WORK INSTRUCTIONS: Write out, precisely and in full, each line of the material.

LISTING:
..........

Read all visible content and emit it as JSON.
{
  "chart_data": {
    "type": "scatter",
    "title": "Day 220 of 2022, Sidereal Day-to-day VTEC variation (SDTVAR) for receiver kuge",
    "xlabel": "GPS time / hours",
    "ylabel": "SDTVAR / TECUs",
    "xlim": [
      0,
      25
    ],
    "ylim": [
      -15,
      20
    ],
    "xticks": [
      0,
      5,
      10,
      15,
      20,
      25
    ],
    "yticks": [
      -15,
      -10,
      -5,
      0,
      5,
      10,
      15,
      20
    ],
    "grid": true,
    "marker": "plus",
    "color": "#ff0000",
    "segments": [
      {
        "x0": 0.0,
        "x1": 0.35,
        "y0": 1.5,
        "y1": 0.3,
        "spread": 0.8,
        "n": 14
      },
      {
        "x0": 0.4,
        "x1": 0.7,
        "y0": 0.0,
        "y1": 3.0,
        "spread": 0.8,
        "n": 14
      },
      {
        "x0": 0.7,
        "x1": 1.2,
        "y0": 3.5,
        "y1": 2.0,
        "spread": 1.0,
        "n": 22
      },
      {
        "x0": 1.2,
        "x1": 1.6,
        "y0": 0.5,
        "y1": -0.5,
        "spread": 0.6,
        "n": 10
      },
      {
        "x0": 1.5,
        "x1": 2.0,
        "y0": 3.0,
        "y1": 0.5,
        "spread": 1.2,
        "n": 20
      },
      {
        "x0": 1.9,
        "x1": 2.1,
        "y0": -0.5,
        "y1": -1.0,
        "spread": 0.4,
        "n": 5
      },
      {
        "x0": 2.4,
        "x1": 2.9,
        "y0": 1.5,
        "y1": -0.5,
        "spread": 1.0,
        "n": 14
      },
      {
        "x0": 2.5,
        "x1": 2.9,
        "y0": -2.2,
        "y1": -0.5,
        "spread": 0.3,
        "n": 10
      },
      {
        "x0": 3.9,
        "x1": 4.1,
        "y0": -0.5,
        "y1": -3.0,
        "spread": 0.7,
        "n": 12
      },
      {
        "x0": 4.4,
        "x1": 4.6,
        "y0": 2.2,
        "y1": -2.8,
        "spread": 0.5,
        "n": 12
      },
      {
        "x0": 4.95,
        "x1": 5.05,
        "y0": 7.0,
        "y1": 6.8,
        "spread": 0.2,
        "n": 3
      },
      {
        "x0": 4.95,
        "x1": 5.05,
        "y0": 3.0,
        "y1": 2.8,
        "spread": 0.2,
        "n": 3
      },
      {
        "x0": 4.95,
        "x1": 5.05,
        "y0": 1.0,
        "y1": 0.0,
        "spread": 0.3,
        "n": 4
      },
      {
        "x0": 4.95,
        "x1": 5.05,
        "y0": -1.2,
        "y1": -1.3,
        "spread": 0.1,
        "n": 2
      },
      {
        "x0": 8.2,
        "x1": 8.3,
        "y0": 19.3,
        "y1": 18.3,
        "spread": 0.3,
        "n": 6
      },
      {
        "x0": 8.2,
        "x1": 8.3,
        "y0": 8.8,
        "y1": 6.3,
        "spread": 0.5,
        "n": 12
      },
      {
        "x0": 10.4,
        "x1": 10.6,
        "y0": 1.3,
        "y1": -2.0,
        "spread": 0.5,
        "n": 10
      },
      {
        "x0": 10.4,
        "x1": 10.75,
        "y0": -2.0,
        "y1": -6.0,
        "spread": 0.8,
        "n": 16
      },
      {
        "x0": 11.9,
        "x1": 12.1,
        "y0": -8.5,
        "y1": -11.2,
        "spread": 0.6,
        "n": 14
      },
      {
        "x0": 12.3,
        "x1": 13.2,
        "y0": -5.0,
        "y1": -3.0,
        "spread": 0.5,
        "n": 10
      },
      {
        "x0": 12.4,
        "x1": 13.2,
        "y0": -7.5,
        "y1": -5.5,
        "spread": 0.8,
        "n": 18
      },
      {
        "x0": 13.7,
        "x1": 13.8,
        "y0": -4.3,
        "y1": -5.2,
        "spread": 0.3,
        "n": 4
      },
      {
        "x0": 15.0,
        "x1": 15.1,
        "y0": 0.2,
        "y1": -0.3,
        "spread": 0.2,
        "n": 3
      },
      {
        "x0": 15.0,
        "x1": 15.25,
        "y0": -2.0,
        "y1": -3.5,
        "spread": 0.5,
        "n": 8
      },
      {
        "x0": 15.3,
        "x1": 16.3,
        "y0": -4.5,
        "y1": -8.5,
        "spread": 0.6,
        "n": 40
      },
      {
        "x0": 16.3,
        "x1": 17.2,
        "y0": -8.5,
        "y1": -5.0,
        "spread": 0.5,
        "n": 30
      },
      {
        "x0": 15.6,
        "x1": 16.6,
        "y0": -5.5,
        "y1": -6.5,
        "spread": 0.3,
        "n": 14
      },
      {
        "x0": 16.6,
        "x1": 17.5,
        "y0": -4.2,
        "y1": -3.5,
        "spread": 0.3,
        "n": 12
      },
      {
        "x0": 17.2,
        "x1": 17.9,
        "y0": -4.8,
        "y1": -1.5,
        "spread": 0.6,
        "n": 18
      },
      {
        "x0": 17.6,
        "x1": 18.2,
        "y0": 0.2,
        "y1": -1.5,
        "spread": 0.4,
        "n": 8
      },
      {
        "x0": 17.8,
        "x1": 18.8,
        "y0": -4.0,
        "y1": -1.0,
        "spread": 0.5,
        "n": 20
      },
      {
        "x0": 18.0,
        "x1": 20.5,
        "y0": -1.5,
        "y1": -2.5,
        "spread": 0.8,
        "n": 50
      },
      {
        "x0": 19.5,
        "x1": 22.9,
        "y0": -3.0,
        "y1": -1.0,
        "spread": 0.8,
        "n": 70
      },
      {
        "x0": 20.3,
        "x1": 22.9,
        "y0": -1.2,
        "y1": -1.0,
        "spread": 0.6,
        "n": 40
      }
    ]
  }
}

..........

EXERCISE RESULT:
Read all visible content and emit it as JSON.
{
  "chart_data": {
    "type": "scatter",
    "title": "Day 220 of 2022, Sidereal Day-to-day VTEC variation (SDTVAR) for receiver kuge",
    "xlabel": "GPS time / hours",
    "ylabel": "SDTVAR / TECUs",
    "xlim": [
      0,
      25
    ],
    "ylim": [
      -15,
      20
    ],
    "xticks": [
      0,
      5,
      10,
      15,
      20,
      25
    ],
    "yticks": [
      -15,
      -10,
      -5,
      0,
      5,
      10,
      15,
      20
    ],
    "grid": true,
    "marker": "plus",
    "color": "#ff0000",
    "segments": [
      {
        "x0": 0.0,
        "x1": 0.35,
        "y0": 1.5,
        "y1": 0.3,
        "spread": 0.8,
        "n": 14
      },
      {
        "x0": 0.4,
        "x1": 0.7,
        "y0": 0.0,
        "y1": 3.0,
        "spread": 0.8,
        "n": 14
      },
      {
        "x0": 0.7,
        "x1": 1.2,
        "y0": 3.5,
        "y1": 2.0,
        "spread": 1.0,
        "n": 22
      },
      {
        "x0": 1.2,
        "x1": 1.6,
        "y0": 0.5,
        "y1": -0.5,
        "spread": 0.6,
        "n": 10
      },
      {
        "x0": 1.5,
        "x1": 2.0,
        "y0": 3.0,
        "y1": 0.5,
        "spread": 1.2,
        "n": 20
      },
      {
        "x0": 1.9,
        "x1": 2.1,
        "y0": -0.5,
        "y1": -1.0,
        "spread": 0.4,
        "n": 5
      },
      {
        "x0": 2.4,
        "x1": 2.9,
        "y0": 1.5,
        "y1": -0.5,
        "spread": 1.0,
        "n": 14
      },
      {
        "x0": 2.5,
        "x1": 2.9,
        "y0": -2.2,
        "y1": -0.5,
        "spread": 0.3,
        "n": 10
      },
      {
        "x0": 3.9,
        "x1": 4.1,
        "y0": -0.5,
        "y1": -3.0,
        "spread": 0.7,
        "n": 12
      },
      {
        "x0": 4.4,
        "x1": 4.6,
        "y0": 2.2,
        "y1": -2.8,
        "spread": 0.5,
        "n": 12
      },
      {
        "x0": 4.95,
        "x1": 5.05,
        "y0": 7.0,
        "y1": 6.8,
        "spread": 0.2,
        "n": 3
      },
      {
        "x0": 4.95,
        "x1": 5.05,
        "y0": 3.0,
        "y1": 2.8,
        "spread": 0.2,
        "n": 3
      },
      {
        "x0": 4.95,
        "x1": 5.05,
        "y0": 1.0,
        "y1": 0.0,
        "spread": 0.3,
        "n": 4
      },
      {
        "x0": 4.95,
        "x1": 5.05,
        "y0": -1.2,
        "y1": -1.3,
        "spread": 0.1,
        "n": 2
      },
      {
        "x0": 8.2,
        "x1": 8.3,
        "y0": 19.3,
        "y1": 18.3,
        "spread": 0.3,
        "n": 6
      },
      {
        "x0": 8.2,
        "x1": 8.3,
        "y0": 8.8,
        "y1": 6.3,
        "spread": 0.5,
        "n": 12
      },
      {
        "x0": 10.4,
        "x1": 10.6,
        "y0": 1.3,
        "y1": -2.0,
        "spread": 0.5,
        "n": 10
      },
      {
        "x0": 10.4,
        "x1": 10.75,
        "y0": -2.0,
        "y1": -6.0,
        "spread": 0.8,
        "n": 16
      },
      {
        "x0": 11.9,
        "x1": 12.1,
        "y0": -8.5,
        "y1": -11.2,
        "spread": 0.6,
        "n": 14
      },
      {
        "x0": 12.3,
        "x1": 13.2,
        "y0": -5.0,
        "y1": -3.0,
        "spread": 0.5,
        "n": 10
      },
      {
        "x0": 12.4,
        "x1": 13.2,
        "y0": -7.5,
        "y1": -5.5,
        "spread": 0.8,
        "n": 18
      },
      {
        "x0": 13.7,
        "x1": 13.8,
        "y0": -4.3,
        "y1": -5.2,
        "spread": 0.3,
        "n": 4
      },
      {
        "x0": 15.0,
        "x1": 15.1,
        "y0": 0.2,
        "y1": -0.3,
        "spread": 0.2,
        "n": 3
      },
      {
        "x0": 15.0,
        "x1": 15.25,
        "y0": -2.0,
        "y1": -3.5,
        "spread": 0.5,
        "n": 8
      },
      {
        "x0": 15.3,
        "x1": 16.3,
        "y0": -4.5,
        "y1": -8.5,
        "spread": 0.6,
        "n": 40
      },
      {
        "x0": 16.3,
        "x1": 17.2,
        "y0": -8.5,
        "y1": -5.0,
        "spread": 0.5,
        "n": 30
      },
      {
        "x0": 15.6,
        "x1": 16.6,
        "y0": -5.5,
        "y1": -6.5,
        "spread": 0.3,
        "n": 14
      },
      {
        "x0": 16.6,
        "x1": 17.5,
        "y0": -4.2,
        "y1": -3.5,
        "spread": 0.3,
        "n": 12
      },
      {
        "x0": 17.2,
        "x1": 17.9,
        "y0": -4.8,
        "y1": -1.5,
        "spread": 0.6,
        "n": 18
      },
      {
        "x0": 17.6,
        "x1": 18.2,
        "y0": 0.2,
        "y1": -1.5,
        "spread": 0.4,
        "n": 8
      },
      {
        "x0": 17.8,
        "x1": 18.8,
        "y0": -4.0,
        "y1": -1.0,
        "spread": 0.5,
        "n": 20
      },
      {
        "x0": 18.0,
        "x1": 20.5,
        "y0": -1.5,
        "y1": -2.5,
        "spread": 0.8,
        "n": 50
      },
      {
        "x0": 19.5,
        "x1": 22.9,
        "y0": -3.0,
        "y1": -1.0,
        "spread": 0.8,
        "n": 70
      },
      {
        "x0": 20.3,
        "x1": 22.9,
        "y0": -1.2,
        "y1": -1.0,
        "spread": 0.6,
        "n": 40
      }
    ]
  }
}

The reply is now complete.